REQUIREMENTS:
What number of lines hold the word "operating"? State that number and nothing besides.

********

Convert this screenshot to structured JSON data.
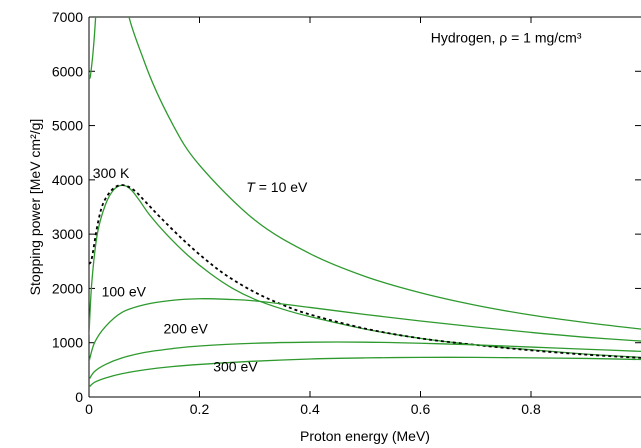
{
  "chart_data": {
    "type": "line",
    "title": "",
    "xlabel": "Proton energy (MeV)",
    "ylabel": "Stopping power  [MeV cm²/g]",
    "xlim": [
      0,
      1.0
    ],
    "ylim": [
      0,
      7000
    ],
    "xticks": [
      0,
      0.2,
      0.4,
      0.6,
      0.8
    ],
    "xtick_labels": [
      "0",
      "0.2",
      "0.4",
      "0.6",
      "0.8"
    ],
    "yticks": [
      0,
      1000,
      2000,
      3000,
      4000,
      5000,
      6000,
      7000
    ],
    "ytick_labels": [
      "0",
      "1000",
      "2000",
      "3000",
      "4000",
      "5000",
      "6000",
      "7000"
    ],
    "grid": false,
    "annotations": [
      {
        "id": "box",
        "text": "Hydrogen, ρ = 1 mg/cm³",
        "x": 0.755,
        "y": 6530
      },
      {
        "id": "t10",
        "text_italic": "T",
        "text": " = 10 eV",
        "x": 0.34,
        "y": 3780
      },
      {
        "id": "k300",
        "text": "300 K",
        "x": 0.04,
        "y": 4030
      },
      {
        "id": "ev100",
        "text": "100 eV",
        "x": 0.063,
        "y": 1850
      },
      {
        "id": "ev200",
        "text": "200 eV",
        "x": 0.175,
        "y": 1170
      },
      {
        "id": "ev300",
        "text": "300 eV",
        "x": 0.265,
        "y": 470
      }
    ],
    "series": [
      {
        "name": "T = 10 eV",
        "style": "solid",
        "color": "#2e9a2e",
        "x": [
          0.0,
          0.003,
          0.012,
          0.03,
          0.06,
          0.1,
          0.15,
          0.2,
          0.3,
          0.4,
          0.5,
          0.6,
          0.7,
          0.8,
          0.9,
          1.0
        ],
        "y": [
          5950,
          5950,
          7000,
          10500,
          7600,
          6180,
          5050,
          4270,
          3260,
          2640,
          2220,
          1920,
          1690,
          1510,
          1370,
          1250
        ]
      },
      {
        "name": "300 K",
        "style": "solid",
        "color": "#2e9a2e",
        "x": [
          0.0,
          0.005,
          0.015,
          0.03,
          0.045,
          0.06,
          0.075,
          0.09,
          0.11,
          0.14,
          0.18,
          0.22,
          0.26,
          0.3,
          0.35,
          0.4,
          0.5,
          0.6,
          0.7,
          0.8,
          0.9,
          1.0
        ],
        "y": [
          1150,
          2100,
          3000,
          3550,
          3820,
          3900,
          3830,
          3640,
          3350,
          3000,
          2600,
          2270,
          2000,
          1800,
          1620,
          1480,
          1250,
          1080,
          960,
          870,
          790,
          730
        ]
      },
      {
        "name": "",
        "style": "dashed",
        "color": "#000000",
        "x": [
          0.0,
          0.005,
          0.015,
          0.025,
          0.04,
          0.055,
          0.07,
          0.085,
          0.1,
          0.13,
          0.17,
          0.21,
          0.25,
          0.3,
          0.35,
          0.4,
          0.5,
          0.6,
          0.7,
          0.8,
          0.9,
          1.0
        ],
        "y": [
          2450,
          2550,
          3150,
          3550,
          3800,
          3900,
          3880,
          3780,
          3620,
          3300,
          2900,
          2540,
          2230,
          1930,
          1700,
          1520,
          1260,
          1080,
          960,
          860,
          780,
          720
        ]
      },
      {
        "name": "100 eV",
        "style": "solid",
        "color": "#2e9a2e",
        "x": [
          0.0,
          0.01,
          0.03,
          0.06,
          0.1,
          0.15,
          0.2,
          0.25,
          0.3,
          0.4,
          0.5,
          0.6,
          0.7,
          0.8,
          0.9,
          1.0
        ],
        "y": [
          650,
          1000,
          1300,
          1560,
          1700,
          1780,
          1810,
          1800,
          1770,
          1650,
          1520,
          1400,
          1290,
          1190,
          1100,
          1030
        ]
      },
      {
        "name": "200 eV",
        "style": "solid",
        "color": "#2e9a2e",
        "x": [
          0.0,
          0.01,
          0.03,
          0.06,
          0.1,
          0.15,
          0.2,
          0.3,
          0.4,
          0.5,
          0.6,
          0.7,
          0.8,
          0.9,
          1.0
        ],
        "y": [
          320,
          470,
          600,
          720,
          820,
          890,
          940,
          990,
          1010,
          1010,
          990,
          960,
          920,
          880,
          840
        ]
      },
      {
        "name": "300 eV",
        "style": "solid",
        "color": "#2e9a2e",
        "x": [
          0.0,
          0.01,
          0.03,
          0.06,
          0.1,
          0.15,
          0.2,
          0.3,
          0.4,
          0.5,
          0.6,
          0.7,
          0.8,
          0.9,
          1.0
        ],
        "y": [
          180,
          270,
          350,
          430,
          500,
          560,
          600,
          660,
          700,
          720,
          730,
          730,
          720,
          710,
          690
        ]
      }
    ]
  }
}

********

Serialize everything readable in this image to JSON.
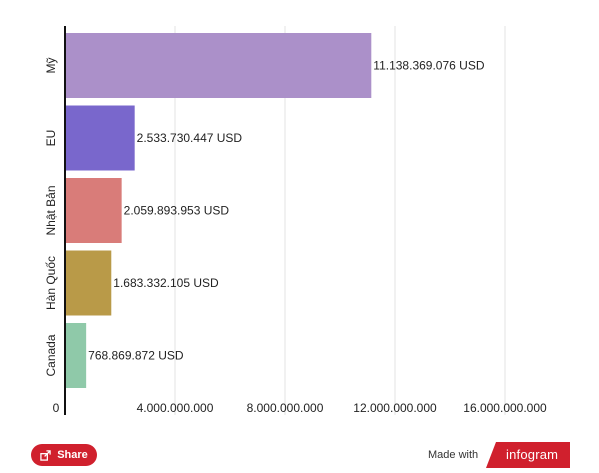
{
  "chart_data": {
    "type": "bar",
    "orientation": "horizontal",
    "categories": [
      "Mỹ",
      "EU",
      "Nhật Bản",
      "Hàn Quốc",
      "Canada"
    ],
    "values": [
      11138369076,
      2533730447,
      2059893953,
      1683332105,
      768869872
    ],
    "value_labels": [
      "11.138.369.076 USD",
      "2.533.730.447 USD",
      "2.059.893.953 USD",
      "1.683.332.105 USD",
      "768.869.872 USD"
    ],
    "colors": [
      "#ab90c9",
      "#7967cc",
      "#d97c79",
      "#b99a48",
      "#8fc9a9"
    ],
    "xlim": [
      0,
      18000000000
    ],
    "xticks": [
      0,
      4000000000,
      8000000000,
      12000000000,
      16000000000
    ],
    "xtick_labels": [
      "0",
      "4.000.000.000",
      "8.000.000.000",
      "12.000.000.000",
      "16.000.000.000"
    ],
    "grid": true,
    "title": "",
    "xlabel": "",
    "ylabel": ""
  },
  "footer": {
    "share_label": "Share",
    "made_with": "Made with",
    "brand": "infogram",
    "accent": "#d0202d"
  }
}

********

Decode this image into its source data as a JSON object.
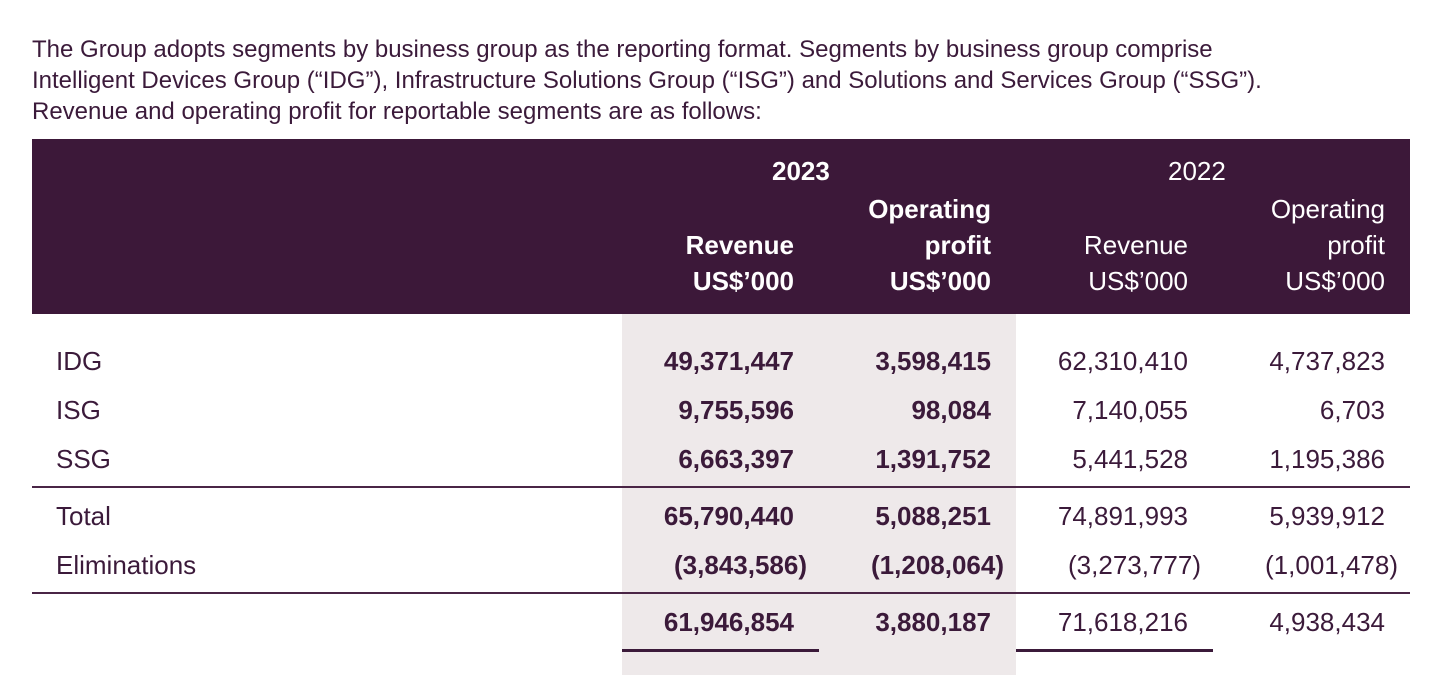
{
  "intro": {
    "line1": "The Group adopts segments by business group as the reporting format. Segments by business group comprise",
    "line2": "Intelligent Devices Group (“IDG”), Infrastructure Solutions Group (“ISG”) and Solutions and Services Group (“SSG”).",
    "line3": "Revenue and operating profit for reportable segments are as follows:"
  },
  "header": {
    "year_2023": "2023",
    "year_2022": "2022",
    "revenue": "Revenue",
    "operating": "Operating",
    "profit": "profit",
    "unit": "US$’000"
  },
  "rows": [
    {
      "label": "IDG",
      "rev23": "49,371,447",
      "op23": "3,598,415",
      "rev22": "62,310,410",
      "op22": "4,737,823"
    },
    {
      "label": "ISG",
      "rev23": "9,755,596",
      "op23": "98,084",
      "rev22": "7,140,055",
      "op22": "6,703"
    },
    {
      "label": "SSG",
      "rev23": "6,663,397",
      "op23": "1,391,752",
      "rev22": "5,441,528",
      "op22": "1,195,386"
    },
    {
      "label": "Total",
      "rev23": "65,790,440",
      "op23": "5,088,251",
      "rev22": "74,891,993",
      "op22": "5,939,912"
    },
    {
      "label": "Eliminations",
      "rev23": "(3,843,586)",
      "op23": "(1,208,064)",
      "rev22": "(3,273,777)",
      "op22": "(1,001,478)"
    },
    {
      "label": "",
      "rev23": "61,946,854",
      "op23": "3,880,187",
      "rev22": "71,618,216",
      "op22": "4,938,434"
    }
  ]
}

********

WRITTEN RESPONSE:
2